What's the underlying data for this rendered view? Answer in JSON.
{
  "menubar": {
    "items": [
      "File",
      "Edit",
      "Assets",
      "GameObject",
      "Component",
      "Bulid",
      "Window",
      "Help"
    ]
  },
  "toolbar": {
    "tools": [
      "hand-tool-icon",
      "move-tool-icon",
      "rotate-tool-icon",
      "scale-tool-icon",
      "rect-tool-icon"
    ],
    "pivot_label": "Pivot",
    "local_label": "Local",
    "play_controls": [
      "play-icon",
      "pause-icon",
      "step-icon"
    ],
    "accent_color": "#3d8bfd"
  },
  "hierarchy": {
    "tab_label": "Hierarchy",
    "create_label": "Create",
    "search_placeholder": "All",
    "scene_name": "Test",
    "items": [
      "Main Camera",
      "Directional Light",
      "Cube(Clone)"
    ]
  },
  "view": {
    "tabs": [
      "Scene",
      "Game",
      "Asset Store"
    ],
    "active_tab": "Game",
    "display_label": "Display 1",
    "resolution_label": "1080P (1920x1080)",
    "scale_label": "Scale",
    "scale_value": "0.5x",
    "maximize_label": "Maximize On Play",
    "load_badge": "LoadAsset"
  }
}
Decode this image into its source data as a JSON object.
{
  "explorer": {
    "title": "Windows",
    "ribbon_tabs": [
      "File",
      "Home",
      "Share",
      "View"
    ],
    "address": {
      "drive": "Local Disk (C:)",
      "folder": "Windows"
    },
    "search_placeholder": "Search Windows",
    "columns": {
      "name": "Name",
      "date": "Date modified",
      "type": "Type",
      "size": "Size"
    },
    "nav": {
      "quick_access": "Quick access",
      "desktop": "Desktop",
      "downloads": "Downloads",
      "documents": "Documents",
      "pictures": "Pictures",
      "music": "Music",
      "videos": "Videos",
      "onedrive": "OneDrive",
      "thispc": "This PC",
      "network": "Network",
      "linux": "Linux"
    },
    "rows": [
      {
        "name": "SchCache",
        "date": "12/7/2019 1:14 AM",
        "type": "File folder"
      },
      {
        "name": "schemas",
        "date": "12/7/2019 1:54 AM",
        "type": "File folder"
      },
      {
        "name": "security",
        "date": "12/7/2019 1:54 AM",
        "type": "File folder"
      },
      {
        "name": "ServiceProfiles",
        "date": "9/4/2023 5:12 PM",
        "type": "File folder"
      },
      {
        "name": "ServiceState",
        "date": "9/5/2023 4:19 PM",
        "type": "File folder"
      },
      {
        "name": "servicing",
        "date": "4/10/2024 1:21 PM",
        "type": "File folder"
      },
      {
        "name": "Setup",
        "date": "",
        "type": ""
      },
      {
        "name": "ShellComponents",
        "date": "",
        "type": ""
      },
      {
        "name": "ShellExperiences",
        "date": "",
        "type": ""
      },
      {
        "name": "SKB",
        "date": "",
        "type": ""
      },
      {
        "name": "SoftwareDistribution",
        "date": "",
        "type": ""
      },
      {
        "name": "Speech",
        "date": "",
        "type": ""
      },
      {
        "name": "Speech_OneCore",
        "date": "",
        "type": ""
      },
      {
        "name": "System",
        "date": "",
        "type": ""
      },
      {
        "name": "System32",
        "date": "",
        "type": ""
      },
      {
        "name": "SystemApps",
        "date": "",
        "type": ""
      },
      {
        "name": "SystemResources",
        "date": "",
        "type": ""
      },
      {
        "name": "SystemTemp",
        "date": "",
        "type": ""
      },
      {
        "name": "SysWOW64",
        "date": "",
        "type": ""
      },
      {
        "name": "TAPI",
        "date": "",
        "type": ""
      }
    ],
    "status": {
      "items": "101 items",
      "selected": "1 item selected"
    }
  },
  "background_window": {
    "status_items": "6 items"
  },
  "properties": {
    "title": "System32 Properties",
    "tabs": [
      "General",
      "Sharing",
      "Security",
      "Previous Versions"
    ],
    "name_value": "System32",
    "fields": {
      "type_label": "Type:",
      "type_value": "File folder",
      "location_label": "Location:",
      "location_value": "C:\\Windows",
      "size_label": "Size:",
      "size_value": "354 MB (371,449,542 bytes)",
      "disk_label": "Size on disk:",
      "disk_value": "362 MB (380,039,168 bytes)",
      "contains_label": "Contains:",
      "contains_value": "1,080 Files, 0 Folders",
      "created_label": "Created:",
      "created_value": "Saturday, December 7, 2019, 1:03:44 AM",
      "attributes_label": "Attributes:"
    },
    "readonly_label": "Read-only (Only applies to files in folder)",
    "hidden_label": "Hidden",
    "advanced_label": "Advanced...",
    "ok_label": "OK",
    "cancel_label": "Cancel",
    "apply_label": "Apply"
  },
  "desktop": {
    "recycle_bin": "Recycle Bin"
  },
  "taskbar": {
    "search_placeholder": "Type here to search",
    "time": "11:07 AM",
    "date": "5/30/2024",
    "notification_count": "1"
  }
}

* Task directions
Restate the listing in full, word for word.

* Worked answer
What's the underlying data for this rendered view? Answer in JSON.
{
  "menubar": {
    "items": [
      "File",
      "Edit",
      "Assets",
      "GameObject",
      "Component",
      "Bulid",
      "Window",
      "Help"
    ]
  },
  "toolbar": {
    "tools": [
      "hand-tool-icon",
      "move-tool-icon",
      "rotate-tool-icon",
      "scale-tool-icon",
      "rect-tool-icon"
    ],
    "pivot_label": "Pivot",
    "local_label": "Local",
    "play_controls": [
      "play-icon",
      "pause-icon",
      "step-icon"
    ],
    "accent_color": "#3d8bfd"
  },
  "hierarchy": {
    "tab_label": "Hierarchy",
    "create_label": "Create",
    "search_placeholder": "All",
    "scene_name": "Test",
    "items": [
      "Main Camera",
      "Directional Light",
      "Cube(Clone)"
    ]
  },
  "view": {
    "tabs": [
      "Scene",
      "Game",
      "Asset Store"
    ],
    "active_tab": "Game",
    "display_label": "Display 1",
    "resolution_label": "1080P (1920x1080)",
    "scale_label": "Scale",
    "scale_value": "0.5x",
    "maximize_label": "Maximize On Play",
    "load_badge": "LoadAsset"
  }
}
Decode this image into its source data as a JSON object.
{
  "explorer": {
    "title": "Windows",
    "ribbon_tabs": [
      "File",
      "Home",
      "Share",
      "View"
    ],
    "address": {
      "drive": "Local Disk (C:)",
      "folder": "Windows"
    },
    "search_placeholder": "Search Windows",
    "columns": {
      "name": "Name",
      "date": "Date modified",
      "type": "Type",
      "size": "Size"
    },
    "nav": {
      "quick_access": "Quick access",
      "desktop": "Desktop",
      "downloads": "Downloads",
      "documents": "Documents",
      "pictures": "Pictures",
      "music": "Music",
      "videos": "Videos",
      "onedrive": "OneDrive",
      "thispc": "This PC",
      "network": "Network",
      "linux": "Linux"
    },
    "rows": [
      {
        "name": "SchCache",
        "date": "12/7/2019 1:14 AM",
        "type": "File folder"
      },
      {
        "name": "schemas",
        "date": "12/7/2019 1:54 AM",
        "type": "File folder"
      },
      {
        "name": "security",
        "date": "12/7/2019 1:54 AM",
        "type": "File folder"
      },
      {
        "name": "ServiceProfiles",
        "date": "9/4/2023 5:12 PM",
        "type": "File folder"
      },
      {
        "name": "ServiceState",
        "date": "9/5/2023 4:19 PM",
        "type": "File folder"
      },
      {
        "name": "servicing",
        "date": "4/10/2024 1:21 PM",
        "type": "File folder"
      },
      {
        "name": "Setup",
        "date": "",
        "type": ""
      },
      {
        "name": "ShellComponents",
        "date": "",
        "type": ""
      },
      {
        "name": "ShellExperiences",
        "date": "",
        "type": ""
      },
      {
        "name": "SKB",
        "date": "",
        "type": ""
      },
      {
        "name": "SoftwareDistribution",
        "date": "",
        "type": ""
      },
      {
        "name": "Speech",
        "date": "",
        "type": ""
      },
      {
        "name": "Speech_OneCore",
        "date": "",
        "type": ""
      },
      {
        "name": "System",
        "date": "",
        "type": ""
      },
      {
        "name": "System32",
        "date": "",
        "type": ""
      },
      {
        "name": "SystemApps",
        "date": "",
        "type": ""
      },
      {
        "name": "SystemResources",
        "date": "",
        "type": ""
      },
      {
        "name": "SystemTemp",
        "date": "",
        "type": ""
      },
      {
        "name": "SysWOW64",
        "date": "",
        "type": ""
      },
      {
        "name": "TAPI",
        "date": "",
        "type": ""
      }
    ],
    "status": {
      "items": "101 items",
      "selected": "1 item selected"
    }
  },
  "background_window": {
    "status_items": "6 items"
  },
  "properties": {
    "title": "System32 Properties",
    "tabs": [
      "General",
      "Sharing",
      "Security",
      "Previous Versions"
    ],
    "name_value": "System32",
    "fields": {
      "type_label": "Type:",
      "type_value": "File folder",
      "location_label": "Location:",
      "location_value": "C:\\Windows",
      "size_label": "Size:",
      "size_value": "354 MB (371,449,542 bytes)",
      "disk_label": "Size on disk:",
      "disk_value": "362 MB (380,039,168 bytes)",
      "contains_label": "Contains:",
      "contains_value": "1,080 Files, 0 Folders",
      "created_label": "Created:",
      "created_value": "Saturday, December 7, 2019, 1:03:44 AM",
      "attributes_label": "Attributes:"
    },
    "readonly_label": "Read-only (Only applies to files in folder)",
    "hidden_label": "Hidden",
    "advanced_label": "Advanced...",
    "ok_label": "OK",
    "cancel_label": "Cancel",
    "apply_label": "Apply"
  },
  "desktop": {
    "recycle_bin": "Recycle Bin"
  },
  "taskbar": {
    "search_placeholder": "Type here to search",
    "time": "11:07 AM",
    "date": "5/30/2024",
    "notification_count": "1"
  }
}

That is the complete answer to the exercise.